[Stated exercise]
Single out the lines that include the word "JSON". Copy them.

[Recorded data]
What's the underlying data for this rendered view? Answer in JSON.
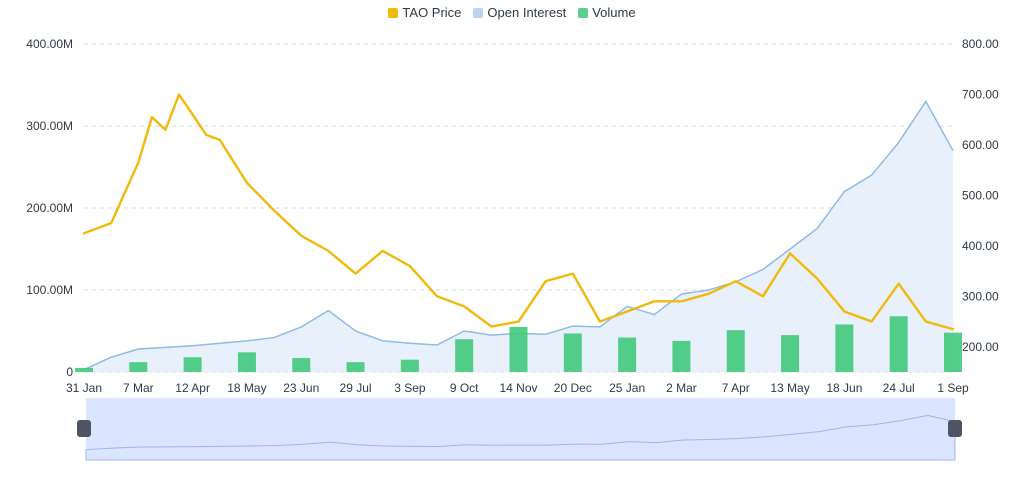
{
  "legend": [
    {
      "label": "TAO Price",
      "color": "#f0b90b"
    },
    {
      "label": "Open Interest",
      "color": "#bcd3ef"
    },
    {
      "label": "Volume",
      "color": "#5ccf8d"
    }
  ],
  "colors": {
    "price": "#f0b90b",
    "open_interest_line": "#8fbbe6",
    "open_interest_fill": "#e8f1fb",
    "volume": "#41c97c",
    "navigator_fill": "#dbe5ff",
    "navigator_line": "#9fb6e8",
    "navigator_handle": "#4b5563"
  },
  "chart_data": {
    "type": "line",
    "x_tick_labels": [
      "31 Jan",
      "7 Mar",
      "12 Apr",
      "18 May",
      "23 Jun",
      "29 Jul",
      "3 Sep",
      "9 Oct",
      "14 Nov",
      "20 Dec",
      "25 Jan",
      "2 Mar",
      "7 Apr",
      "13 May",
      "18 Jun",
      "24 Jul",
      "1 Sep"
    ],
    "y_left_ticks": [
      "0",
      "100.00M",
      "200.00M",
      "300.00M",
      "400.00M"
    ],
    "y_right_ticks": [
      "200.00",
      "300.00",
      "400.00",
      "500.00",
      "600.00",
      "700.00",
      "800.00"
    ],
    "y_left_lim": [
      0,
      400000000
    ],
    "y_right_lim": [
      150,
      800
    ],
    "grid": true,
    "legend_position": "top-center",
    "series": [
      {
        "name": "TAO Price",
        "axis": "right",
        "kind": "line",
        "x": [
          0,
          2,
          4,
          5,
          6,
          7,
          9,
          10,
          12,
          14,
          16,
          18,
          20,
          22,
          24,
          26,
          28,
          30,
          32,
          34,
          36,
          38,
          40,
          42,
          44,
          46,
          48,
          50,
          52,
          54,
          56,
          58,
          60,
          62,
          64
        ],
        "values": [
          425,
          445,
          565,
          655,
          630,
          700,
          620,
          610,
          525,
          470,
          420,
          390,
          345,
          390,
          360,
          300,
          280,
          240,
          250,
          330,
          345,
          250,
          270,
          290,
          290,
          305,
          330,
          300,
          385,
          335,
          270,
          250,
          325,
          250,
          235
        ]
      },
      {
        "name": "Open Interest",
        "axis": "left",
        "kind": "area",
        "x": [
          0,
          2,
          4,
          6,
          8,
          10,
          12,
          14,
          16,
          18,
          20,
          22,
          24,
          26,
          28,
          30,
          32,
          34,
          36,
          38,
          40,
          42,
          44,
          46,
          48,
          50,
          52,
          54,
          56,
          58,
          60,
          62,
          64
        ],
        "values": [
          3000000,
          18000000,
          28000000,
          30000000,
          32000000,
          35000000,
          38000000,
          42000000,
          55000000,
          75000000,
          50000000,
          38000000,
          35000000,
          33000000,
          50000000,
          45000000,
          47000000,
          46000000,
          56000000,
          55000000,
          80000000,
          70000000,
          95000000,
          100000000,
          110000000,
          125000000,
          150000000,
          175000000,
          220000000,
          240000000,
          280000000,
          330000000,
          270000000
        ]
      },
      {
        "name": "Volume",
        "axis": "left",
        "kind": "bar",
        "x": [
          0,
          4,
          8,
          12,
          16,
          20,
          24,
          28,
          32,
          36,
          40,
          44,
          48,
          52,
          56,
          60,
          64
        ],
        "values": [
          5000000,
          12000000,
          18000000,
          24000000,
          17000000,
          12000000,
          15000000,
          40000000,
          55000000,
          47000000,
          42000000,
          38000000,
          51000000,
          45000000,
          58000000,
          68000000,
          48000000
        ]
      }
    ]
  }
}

--

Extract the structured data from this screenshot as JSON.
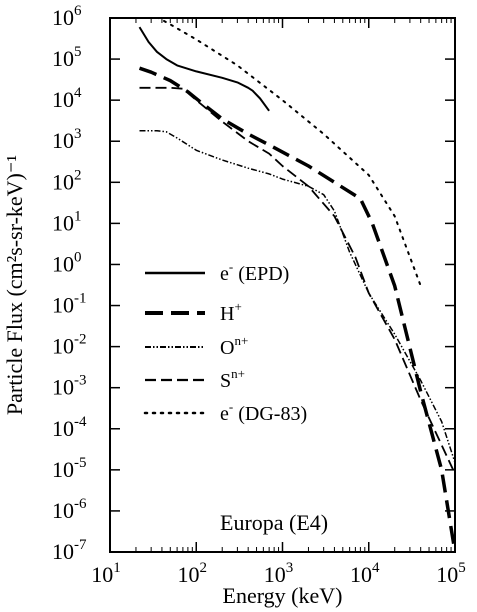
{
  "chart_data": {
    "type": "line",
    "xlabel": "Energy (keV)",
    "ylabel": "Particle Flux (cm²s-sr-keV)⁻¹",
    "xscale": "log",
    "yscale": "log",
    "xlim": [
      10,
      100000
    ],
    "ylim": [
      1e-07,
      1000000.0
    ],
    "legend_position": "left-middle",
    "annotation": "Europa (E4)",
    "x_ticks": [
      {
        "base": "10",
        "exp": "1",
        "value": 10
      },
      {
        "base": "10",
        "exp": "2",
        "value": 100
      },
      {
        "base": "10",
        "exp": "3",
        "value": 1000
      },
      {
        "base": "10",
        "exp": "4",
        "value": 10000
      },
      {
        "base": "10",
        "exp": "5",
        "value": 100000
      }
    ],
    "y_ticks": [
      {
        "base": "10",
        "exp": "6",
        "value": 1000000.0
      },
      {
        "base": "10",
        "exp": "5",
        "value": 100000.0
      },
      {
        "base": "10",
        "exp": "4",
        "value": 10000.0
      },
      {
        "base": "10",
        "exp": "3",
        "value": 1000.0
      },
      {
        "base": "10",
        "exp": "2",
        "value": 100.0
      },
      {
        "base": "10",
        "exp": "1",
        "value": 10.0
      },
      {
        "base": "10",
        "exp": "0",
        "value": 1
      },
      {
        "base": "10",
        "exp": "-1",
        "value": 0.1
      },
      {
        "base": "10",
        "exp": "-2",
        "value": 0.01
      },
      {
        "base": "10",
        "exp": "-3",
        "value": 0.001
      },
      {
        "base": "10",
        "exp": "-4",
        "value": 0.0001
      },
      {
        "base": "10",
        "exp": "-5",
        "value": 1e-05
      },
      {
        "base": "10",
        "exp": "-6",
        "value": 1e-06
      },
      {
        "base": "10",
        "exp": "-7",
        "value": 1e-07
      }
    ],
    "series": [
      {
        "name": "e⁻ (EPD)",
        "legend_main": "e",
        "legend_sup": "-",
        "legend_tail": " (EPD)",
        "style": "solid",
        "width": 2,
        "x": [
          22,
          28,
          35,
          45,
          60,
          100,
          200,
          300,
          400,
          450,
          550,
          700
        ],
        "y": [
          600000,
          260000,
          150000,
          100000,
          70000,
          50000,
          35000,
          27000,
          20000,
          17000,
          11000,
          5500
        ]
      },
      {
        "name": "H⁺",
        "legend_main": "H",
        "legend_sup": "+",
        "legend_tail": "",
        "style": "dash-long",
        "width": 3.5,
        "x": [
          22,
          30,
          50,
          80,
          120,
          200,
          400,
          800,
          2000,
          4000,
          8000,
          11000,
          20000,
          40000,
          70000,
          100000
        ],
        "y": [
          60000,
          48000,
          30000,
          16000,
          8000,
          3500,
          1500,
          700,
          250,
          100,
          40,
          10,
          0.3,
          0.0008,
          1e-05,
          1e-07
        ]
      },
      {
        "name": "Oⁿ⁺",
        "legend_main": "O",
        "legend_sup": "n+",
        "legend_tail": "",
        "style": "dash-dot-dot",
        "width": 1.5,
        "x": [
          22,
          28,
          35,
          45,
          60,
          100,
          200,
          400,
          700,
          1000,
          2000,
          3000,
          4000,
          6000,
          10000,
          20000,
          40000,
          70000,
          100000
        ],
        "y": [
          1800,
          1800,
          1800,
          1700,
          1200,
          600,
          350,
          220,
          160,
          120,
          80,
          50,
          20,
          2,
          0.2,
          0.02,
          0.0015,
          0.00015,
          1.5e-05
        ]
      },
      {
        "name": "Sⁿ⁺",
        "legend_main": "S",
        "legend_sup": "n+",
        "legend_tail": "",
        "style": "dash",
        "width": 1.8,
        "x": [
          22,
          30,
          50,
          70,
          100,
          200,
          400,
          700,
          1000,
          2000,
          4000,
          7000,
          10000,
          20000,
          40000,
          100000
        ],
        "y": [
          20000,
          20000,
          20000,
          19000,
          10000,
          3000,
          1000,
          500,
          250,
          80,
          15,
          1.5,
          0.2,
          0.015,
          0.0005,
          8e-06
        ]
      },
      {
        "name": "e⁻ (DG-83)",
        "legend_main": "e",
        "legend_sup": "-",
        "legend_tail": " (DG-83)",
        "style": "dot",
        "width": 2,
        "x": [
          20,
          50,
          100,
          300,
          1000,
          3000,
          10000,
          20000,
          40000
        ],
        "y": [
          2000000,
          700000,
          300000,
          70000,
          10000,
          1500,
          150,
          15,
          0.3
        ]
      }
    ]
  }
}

[Answer to this task]
What's the underlying data for this rendered view? Answer in JSON.
Extract the structured data from this screenshot as JSON.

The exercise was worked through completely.